AIM OF THE TASK:
Pull out every line from the listing that has the word "title".

-- start of INPUT RECORDS --

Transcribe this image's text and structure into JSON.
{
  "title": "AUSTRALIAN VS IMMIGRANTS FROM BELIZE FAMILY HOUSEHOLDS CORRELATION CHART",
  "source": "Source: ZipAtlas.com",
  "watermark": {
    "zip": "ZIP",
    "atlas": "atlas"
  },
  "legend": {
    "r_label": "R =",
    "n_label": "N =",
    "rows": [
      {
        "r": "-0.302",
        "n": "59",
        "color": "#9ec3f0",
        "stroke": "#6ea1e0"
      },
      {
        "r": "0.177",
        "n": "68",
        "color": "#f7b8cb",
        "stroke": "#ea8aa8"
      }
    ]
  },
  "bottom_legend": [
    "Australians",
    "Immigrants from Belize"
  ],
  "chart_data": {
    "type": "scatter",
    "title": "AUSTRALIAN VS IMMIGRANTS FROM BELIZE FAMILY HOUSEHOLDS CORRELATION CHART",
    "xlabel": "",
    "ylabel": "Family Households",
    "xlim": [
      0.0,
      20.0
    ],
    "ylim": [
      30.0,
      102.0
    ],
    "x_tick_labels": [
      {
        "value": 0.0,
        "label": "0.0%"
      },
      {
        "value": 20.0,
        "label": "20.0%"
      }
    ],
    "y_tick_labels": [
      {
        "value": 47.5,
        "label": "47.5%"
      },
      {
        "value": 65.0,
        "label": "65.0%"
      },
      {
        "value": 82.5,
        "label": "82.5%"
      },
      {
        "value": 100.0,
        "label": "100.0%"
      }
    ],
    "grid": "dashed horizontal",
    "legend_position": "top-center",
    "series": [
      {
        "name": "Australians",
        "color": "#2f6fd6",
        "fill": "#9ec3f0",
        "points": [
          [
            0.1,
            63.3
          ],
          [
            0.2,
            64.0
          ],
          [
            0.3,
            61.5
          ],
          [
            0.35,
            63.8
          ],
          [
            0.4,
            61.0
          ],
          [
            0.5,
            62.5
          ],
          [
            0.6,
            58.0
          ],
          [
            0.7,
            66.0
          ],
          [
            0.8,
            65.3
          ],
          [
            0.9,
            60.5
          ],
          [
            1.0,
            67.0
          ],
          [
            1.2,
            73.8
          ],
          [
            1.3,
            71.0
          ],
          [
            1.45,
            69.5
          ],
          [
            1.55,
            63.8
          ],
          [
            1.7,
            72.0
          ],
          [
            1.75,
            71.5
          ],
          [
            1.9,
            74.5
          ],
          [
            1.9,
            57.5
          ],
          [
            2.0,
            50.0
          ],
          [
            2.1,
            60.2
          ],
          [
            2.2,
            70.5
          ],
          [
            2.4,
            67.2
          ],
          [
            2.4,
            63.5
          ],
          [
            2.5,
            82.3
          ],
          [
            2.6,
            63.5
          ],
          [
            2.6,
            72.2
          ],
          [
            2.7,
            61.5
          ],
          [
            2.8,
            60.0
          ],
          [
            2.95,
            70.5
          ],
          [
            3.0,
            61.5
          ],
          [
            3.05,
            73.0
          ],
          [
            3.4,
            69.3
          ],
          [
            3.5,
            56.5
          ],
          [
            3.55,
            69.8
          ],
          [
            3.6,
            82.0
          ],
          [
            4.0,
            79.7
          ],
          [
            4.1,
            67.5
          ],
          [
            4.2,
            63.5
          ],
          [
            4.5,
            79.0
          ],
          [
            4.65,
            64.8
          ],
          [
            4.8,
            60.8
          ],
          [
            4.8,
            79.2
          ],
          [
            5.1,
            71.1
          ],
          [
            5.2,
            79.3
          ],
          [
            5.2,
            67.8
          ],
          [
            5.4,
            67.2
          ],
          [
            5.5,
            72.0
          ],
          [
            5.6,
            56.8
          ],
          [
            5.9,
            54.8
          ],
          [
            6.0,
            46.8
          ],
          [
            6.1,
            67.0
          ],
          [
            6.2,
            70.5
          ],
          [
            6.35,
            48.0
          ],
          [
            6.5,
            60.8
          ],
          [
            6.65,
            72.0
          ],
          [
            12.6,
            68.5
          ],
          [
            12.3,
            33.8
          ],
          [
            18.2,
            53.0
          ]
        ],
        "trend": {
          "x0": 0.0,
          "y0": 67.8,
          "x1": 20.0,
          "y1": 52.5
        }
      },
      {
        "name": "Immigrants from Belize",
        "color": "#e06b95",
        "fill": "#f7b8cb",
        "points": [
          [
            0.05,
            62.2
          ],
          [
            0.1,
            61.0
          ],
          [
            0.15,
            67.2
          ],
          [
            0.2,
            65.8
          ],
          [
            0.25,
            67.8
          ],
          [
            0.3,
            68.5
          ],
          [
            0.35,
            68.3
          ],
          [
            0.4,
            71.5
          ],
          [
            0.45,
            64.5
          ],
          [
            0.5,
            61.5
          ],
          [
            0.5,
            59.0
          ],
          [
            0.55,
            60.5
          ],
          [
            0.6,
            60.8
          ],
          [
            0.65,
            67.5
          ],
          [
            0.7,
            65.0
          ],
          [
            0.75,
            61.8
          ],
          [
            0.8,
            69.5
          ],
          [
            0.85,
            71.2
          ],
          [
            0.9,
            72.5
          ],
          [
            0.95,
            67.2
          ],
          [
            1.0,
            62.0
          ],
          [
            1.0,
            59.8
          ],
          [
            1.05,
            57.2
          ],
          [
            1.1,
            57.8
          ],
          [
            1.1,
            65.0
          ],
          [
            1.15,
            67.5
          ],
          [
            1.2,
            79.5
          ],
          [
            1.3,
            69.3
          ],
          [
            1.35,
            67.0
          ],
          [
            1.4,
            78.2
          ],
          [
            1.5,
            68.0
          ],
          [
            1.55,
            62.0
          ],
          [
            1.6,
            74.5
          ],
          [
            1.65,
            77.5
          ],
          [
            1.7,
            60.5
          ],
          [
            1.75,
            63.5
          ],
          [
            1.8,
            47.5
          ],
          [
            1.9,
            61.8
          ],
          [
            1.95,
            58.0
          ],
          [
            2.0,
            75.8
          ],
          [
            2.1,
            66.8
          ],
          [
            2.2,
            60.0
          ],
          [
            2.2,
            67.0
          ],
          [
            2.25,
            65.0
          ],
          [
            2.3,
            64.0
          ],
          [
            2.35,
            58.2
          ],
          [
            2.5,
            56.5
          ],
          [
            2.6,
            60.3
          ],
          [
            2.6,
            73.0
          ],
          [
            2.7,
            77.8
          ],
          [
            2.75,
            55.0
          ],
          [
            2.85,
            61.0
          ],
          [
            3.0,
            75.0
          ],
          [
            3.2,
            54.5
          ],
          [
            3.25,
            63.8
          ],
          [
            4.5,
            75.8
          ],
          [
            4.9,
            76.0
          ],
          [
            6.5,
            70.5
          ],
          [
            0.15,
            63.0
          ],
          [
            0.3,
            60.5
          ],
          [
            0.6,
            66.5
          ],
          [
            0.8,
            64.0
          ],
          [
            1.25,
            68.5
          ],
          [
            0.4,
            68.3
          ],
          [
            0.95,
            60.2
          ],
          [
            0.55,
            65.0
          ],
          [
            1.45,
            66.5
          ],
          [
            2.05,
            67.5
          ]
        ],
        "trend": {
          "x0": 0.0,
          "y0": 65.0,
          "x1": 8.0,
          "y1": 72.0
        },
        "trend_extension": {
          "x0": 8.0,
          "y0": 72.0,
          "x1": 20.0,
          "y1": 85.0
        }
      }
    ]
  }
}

-- end of INPUT RECORDS --

RESPONSE TO THE TASK:
  "title": "AUSTRALIAN VS IMMIGRANTS FROM BELIZE FAMILY HOUSEHOLDS CORRELATION CHART",
    "title": "AUSTRALIAN VS IMMIGRANTS FROM BELIZE FAMILY HOUSEHOLDS CORRELATION CHART",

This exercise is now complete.